-- Start --

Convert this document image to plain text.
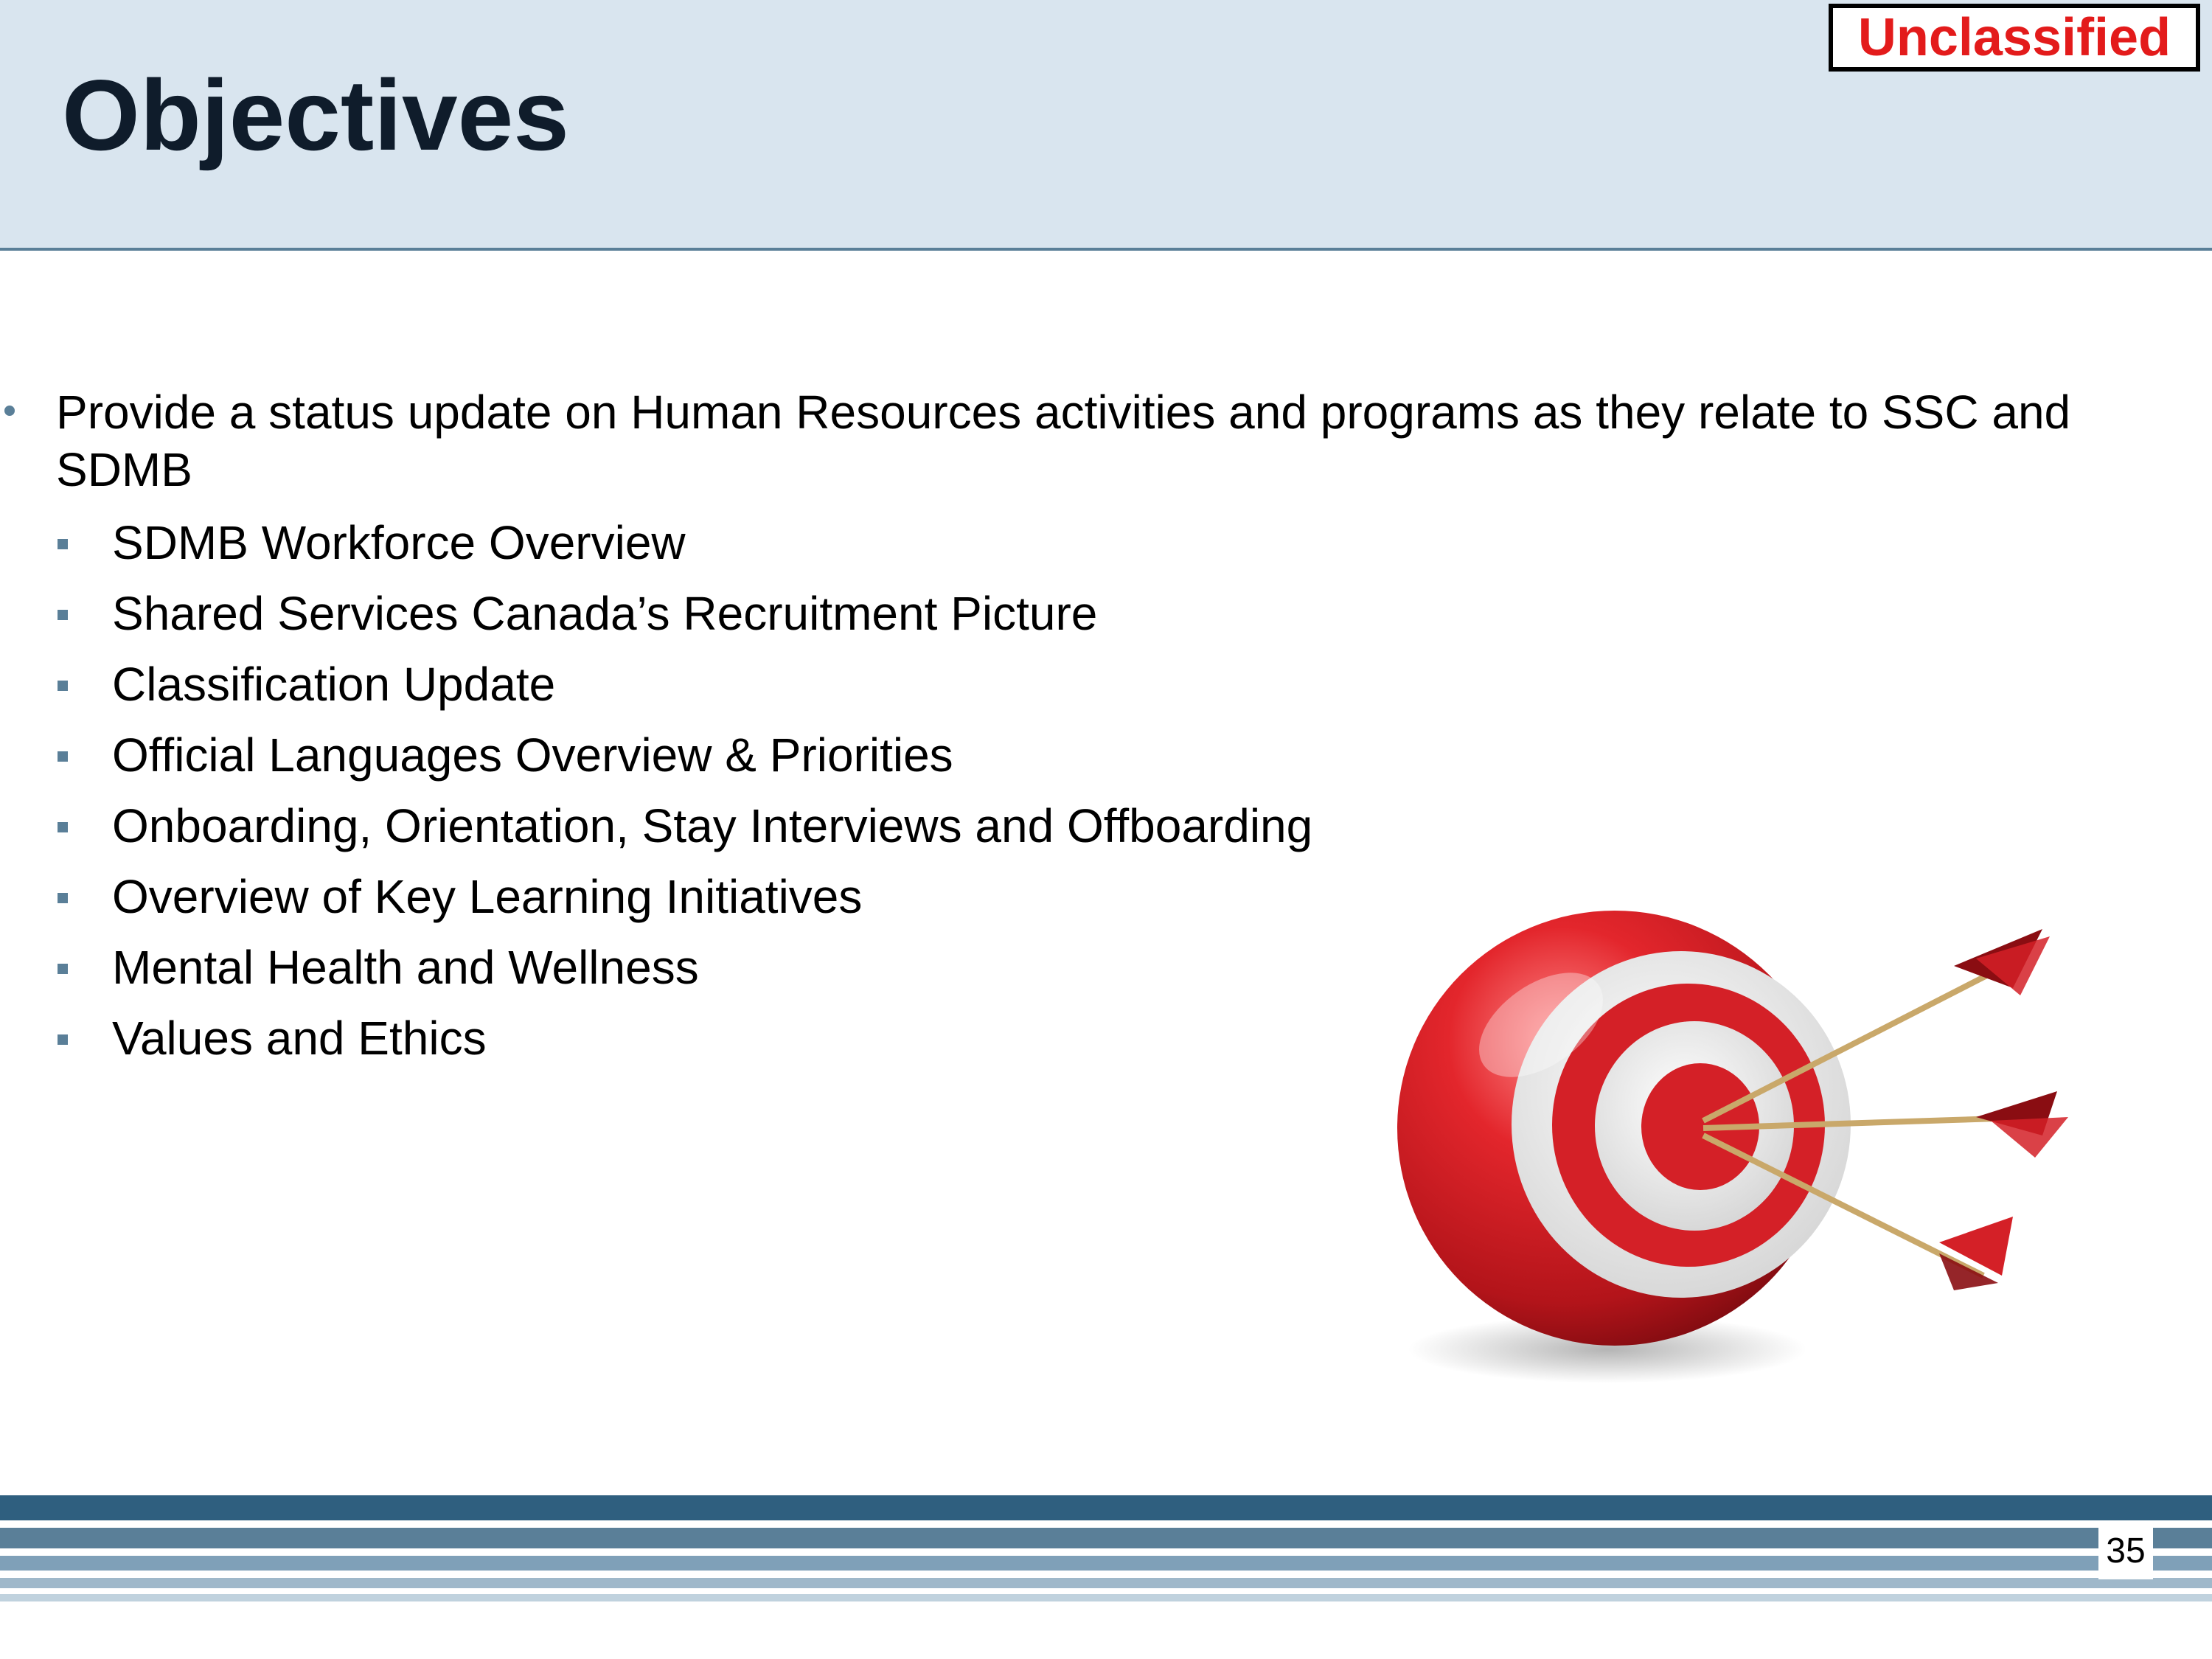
Objectives
Unclassified
Provide a status update on Human Resources activities and programs as they relate to SSC and SDMB
SDMB Workforce Overview
Shared Services Canada’s Recruitment Picture
Classification Update
Official Languages Overview & Priorities
Onboarding, Orientation, Stay Interviews and Offboarding
Overview of Key Learning Initiatives
Mental Health and Wellness
Values and Ethics
35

-- End --

(PROBLEM DESCRIPTION) Among the entries above, how many lines include the word "Overview"? Reply with the number only.

(FINISHED EXERCISE) 3